[A block of data]
= = =

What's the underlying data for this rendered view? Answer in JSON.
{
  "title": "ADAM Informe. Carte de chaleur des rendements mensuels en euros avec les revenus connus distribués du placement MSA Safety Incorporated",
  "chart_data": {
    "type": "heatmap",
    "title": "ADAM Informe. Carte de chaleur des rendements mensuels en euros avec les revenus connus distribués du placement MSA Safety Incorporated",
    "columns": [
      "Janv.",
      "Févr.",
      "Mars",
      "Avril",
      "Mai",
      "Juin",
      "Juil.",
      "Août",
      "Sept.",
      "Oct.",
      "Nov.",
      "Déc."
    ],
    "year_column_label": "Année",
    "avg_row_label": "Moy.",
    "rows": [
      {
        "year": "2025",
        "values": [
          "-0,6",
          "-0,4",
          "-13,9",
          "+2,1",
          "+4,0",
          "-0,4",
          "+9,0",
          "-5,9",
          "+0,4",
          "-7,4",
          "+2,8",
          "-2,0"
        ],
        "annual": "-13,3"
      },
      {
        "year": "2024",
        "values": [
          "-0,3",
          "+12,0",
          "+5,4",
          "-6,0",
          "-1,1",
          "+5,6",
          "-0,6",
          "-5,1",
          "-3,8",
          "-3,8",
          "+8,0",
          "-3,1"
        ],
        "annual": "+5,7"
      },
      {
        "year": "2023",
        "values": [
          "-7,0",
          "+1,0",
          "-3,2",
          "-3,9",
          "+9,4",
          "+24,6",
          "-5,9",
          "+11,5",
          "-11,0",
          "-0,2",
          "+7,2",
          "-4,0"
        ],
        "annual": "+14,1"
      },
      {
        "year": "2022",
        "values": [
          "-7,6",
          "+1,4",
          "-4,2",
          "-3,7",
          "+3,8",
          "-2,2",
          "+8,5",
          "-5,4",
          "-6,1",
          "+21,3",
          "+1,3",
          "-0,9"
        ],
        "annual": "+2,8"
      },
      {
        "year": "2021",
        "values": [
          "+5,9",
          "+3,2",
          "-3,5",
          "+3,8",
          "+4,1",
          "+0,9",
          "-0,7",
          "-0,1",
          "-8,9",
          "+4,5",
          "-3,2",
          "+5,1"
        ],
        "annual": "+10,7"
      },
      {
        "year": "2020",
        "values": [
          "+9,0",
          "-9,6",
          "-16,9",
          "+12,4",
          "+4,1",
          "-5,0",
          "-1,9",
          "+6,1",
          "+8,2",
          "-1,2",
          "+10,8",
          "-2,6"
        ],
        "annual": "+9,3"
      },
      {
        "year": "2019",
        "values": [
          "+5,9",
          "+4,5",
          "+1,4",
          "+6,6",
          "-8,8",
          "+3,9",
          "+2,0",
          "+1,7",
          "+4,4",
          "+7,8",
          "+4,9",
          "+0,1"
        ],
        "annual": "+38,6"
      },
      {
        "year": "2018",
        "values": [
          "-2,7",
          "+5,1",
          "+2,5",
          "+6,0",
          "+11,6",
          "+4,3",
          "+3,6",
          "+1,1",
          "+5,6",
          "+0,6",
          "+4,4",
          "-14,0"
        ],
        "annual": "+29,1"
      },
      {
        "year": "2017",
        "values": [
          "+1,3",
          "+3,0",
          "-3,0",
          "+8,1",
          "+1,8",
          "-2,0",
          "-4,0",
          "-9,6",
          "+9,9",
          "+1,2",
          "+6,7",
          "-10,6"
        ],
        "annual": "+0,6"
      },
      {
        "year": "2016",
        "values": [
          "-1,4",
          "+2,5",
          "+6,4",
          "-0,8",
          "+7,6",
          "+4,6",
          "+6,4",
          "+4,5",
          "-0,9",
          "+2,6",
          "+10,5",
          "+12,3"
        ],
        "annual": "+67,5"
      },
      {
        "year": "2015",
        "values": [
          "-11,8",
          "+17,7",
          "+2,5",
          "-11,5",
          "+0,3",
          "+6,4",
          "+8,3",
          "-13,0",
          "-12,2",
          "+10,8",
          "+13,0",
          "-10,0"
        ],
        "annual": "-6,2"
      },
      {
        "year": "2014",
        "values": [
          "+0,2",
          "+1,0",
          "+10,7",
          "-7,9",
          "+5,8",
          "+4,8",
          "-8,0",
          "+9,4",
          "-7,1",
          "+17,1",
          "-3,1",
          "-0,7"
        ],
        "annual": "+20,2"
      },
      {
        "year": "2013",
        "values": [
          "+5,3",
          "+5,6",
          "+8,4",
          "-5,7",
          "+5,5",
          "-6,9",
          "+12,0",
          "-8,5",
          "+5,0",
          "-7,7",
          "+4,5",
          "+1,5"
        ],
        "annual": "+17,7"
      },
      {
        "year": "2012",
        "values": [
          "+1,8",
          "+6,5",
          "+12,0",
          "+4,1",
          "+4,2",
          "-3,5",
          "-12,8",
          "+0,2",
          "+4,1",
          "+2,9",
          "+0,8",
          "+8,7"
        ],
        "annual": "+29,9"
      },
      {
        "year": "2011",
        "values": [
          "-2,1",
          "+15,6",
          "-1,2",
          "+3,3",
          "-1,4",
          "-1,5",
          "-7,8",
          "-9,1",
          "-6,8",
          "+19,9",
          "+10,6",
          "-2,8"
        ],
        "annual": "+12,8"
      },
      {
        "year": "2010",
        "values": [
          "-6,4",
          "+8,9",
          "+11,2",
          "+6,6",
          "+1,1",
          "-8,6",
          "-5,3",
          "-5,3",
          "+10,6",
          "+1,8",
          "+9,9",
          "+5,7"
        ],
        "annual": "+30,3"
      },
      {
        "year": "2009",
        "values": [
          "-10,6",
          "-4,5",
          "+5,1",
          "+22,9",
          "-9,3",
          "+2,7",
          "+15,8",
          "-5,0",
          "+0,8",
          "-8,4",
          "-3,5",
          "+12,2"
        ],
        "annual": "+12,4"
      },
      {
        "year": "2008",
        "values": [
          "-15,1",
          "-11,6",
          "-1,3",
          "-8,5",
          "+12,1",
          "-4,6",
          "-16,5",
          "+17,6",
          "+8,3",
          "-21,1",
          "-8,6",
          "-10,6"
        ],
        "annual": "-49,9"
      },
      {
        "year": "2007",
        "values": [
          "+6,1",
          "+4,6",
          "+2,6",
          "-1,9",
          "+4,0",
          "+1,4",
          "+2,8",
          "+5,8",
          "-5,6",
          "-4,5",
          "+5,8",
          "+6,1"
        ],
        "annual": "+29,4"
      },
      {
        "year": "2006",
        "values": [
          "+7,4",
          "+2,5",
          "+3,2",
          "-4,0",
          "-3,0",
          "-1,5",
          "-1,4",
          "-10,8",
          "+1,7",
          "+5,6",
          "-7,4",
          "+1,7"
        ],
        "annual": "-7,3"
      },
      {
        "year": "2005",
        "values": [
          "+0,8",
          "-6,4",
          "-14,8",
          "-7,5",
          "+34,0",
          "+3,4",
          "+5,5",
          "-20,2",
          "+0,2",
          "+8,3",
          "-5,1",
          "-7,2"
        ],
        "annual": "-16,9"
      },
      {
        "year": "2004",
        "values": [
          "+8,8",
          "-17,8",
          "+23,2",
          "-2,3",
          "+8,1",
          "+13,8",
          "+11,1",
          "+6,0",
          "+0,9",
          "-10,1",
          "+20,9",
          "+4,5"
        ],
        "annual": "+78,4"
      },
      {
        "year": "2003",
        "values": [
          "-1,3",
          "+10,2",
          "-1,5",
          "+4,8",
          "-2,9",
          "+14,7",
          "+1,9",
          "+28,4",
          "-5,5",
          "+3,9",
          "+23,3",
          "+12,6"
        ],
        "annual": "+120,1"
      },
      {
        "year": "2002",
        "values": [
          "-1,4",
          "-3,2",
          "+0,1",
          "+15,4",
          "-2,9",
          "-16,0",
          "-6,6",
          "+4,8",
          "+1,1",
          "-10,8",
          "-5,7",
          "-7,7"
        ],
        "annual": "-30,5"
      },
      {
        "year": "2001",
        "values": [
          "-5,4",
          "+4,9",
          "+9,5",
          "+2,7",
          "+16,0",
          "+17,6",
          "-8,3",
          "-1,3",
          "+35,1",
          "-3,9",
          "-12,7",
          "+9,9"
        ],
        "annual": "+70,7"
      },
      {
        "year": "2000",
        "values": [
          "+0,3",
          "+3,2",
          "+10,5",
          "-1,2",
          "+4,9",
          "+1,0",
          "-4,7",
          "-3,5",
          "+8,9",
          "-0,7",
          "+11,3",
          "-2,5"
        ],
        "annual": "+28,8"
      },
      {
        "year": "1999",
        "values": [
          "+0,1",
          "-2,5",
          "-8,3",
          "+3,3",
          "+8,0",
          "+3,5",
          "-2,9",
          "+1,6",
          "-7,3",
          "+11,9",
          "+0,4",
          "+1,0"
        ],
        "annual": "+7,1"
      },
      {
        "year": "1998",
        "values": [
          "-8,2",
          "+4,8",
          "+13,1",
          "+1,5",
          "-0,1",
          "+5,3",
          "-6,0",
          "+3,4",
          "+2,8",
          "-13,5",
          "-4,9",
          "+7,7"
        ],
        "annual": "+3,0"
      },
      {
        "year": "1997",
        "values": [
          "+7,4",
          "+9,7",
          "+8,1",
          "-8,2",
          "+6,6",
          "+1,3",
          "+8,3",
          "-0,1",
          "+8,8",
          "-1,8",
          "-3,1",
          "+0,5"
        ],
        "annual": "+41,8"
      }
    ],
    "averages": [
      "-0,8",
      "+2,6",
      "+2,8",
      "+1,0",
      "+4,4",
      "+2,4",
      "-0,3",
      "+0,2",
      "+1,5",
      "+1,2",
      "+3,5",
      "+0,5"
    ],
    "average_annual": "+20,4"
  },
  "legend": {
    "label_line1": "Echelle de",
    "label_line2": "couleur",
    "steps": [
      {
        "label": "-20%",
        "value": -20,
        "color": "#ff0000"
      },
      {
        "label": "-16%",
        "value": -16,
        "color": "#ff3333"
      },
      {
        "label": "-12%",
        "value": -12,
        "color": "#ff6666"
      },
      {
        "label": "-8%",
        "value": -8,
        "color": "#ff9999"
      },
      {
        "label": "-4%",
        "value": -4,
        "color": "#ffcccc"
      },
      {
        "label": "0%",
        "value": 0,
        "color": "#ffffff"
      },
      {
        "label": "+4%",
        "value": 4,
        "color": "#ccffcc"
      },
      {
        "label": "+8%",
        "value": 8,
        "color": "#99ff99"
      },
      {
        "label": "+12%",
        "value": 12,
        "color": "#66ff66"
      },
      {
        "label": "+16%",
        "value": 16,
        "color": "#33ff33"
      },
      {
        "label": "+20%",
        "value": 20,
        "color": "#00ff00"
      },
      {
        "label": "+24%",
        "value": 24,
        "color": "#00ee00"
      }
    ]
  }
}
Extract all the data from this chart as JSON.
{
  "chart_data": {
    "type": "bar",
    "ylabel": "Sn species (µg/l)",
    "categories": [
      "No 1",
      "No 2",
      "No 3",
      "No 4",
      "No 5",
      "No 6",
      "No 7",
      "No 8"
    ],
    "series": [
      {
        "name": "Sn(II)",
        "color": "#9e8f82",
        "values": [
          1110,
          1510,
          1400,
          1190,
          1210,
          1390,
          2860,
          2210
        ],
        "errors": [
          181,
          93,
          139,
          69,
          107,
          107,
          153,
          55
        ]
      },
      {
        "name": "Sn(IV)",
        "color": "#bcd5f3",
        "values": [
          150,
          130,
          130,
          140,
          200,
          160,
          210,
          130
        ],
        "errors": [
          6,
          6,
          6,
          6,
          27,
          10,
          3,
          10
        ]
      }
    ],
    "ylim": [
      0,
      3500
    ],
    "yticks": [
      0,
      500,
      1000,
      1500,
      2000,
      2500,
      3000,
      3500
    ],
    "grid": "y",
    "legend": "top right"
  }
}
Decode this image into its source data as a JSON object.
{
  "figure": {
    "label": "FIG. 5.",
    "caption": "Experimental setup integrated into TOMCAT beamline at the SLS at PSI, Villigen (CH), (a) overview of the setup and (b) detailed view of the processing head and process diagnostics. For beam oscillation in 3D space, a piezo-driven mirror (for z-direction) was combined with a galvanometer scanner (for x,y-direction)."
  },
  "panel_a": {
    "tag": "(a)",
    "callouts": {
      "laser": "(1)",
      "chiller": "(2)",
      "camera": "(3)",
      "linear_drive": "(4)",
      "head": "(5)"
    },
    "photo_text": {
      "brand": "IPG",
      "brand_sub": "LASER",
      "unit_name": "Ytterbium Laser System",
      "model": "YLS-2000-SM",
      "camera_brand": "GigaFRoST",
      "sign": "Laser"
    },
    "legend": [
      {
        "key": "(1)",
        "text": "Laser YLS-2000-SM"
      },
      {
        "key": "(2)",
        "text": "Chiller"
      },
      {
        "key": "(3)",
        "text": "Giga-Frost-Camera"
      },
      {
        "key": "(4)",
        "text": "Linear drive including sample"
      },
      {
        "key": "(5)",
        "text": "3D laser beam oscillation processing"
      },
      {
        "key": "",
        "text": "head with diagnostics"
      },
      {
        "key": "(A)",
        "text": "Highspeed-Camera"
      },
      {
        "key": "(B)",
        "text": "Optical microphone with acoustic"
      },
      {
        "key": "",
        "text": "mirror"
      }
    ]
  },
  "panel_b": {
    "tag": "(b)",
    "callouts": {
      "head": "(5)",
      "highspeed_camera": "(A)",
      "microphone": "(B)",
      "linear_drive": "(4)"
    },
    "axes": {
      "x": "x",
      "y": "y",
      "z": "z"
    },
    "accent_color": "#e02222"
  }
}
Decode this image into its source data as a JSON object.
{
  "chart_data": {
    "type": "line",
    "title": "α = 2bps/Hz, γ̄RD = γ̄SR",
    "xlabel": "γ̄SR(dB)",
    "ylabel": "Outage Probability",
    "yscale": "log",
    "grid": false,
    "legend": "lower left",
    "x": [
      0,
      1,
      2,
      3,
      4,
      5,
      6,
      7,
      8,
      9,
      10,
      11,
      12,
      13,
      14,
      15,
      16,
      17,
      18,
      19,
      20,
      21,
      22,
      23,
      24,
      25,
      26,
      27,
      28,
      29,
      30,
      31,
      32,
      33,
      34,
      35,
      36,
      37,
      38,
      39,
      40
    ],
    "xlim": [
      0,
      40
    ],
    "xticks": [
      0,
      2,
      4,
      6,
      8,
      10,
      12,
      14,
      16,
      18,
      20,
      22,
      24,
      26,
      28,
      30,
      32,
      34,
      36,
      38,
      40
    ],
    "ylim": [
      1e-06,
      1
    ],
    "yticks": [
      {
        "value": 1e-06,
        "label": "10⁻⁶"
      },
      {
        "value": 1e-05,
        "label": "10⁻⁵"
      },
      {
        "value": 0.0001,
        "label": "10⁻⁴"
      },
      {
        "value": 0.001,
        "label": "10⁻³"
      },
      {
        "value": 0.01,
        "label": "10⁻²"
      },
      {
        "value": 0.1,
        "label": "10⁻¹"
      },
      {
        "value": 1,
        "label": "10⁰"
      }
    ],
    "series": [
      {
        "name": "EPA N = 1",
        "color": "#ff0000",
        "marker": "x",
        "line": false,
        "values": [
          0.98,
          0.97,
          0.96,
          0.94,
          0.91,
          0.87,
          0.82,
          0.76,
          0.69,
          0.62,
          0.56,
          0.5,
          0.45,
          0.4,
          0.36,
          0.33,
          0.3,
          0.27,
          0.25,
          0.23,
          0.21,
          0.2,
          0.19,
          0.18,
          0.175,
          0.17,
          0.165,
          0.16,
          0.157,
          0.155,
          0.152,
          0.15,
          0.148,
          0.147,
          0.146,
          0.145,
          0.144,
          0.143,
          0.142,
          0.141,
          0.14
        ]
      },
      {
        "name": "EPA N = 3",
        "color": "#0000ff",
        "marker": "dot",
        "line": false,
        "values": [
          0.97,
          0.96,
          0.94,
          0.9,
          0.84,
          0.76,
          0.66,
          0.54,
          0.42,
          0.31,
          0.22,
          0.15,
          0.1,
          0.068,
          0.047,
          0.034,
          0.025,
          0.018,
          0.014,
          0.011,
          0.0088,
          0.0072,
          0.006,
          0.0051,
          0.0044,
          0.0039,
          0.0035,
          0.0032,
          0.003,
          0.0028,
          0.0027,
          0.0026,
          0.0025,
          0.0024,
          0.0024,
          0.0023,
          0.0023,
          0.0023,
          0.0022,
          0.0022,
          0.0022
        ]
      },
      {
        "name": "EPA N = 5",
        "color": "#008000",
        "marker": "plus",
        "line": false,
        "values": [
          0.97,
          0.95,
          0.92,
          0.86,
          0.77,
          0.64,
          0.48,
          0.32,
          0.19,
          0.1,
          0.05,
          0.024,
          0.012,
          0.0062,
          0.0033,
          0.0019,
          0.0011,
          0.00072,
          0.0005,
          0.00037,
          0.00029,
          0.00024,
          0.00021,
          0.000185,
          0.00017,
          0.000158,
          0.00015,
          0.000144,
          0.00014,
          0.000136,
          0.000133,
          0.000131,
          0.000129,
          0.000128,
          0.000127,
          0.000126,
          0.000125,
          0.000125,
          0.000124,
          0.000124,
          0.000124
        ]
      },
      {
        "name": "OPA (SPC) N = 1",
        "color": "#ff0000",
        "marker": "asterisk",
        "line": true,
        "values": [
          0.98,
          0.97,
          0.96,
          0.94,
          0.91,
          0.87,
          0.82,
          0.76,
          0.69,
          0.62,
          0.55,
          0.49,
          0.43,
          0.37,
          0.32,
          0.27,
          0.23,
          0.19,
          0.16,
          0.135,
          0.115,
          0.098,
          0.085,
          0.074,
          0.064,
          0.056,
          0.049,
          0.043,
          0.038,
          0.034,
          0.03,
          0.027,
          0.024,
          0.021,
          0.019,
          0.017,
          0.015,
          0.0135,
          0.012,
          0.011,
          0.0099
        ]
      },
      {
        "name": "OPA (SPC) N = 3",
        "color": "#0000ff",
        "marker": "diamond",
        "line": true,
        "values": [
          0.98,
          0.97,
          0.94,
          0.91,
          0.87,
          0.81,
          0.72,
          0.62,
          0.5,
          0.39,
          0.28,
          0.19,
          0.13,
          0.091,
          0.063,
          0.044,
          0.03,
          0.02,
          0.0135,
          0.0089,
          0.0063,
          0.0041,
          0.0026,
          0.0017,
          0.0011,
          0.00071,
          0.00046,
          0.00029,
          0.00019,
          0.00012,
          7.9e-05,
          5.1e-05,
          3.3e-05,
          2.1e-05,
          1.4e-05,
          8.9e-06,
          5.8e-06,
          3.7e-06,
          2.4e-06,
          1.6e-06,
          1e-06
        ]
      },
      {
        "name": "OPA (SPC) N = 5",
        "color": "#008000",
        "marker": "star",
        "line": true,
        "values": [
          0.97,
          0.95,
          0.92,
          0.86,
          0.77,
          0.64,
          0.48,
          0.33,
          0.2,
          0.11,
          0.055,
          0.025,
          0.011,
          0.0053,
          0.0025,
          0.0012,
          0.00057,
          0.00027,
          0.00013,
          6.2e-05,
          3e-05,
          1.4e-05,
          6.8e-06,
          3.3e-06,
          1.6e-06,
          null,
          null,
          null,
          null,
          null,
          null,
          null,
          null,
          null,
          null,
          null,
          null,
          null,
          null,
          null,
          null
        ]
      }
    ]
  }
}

= = =

Work to complete
Find the word "marker" in the entries above and gather every line that holds it.

Exercise output
        "marker": "x",
        "marker": "dot",
        "marker": "plus",
        "marker": "asterisk",
        "marker": "diamond",
        "marker": "star",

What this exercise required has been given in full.